## DATA SECTION
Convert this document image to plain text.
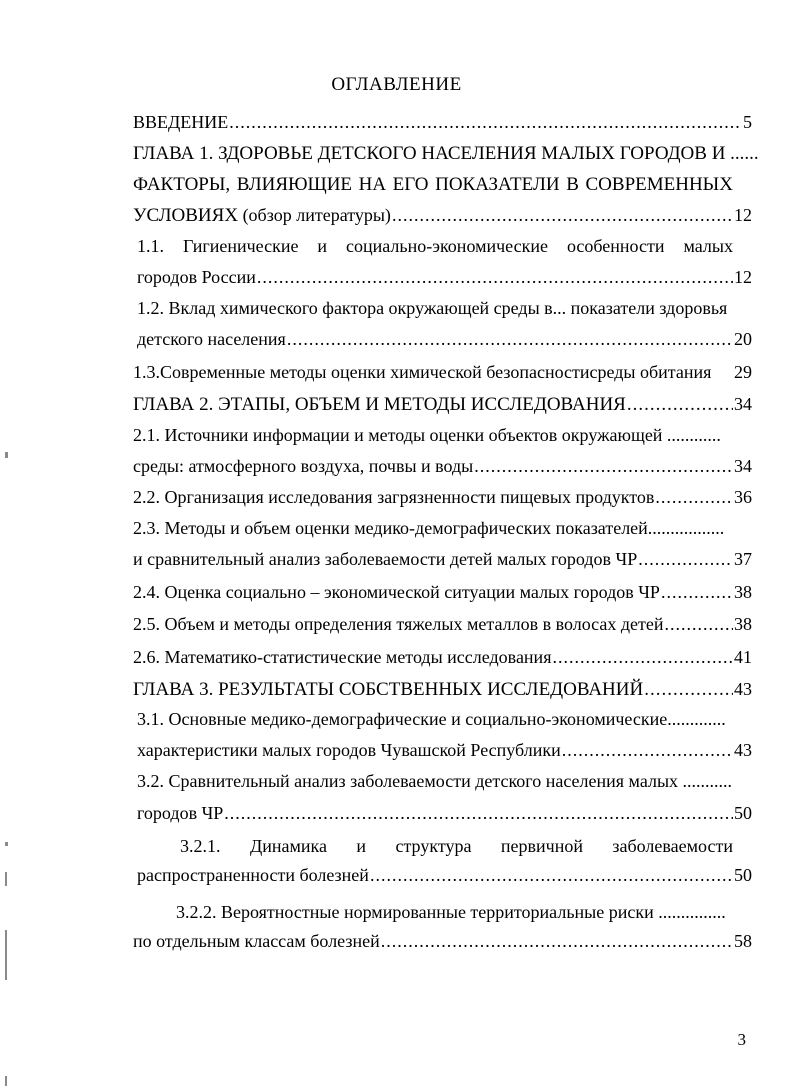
ОГЛАВЛЕНИЕ
ВВЕДЕНИЕ .....	5
ГЛАВА 1. ЗДОРОВЬЕ ДЕТСКОГО НАСЕЛЕНИЯ МАЛЫХ ГОРОДОВ И ......
ФАКТОРЫ, ВЛИЯЮЩИЕ НА ЕГО ПОКАЗАТЕЛИ В СОВРЕМЕННЫХ
УСЛОВИЯХ (обзор литературы) .....	12
1.1. Гигиенические и социально-экономические особенности малых
городов России .....	12
1.2. Вклад химического фактора окружающей среды в... показатели здоровья
детского населения .....	20
1.3.Современные методы оценки химической безопасностисреды обитания 29
ГЛАВА 2. ЭТАПЫ, ОБЪЕМ И МЕТОДЫ ИССЛЕДОВАНИЯ .....	34
2.1. Источники информации и методы оценки объектов окружающей ............
среды: атмосферного воздуха, почвы и воды .....	34
2.2. Организация исследования загрязненности пищевых продуктов .....	36
2.3. Методы и объем оценки медико-демографических показателей.................
и сравнительный анализ заболеваемости детей малых городов ЧР .....	37
2.4. Оценка социально – экономической ситуации малых городов ЧР .....	38
2.5. Объем и методы определения тяжелых металлов в волосах детей .....	38
2.6. Математико-статистические методы исследования .....	41
ГЛАВА 3. РЕЗУЛЬТАТЫ СОБСТВЕННЫХ ИССЛЕДОВАНИЙ .....	43
3.1. Основные медико-демографические и социально-экономические.............
характеристики малых городов Чувашской Республики .....	43
3.2. Сравнительный анализ заболеваемости детского населения малых ...........
городов ЧР .....	50
3.2.1. Динамика и структура первичной заболеваемости
распространенности болезней .....	50
3.2.2. Вероятностные нормированные территориальные риски ...............
по отдельным классам болезней .....	58
3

## DO THIS
Find every line in the records above that holds the word "болезней", and copy each one.

## WORKED ANSWER
распространенности болезней .....	50
по отдельным классам болезней .....	58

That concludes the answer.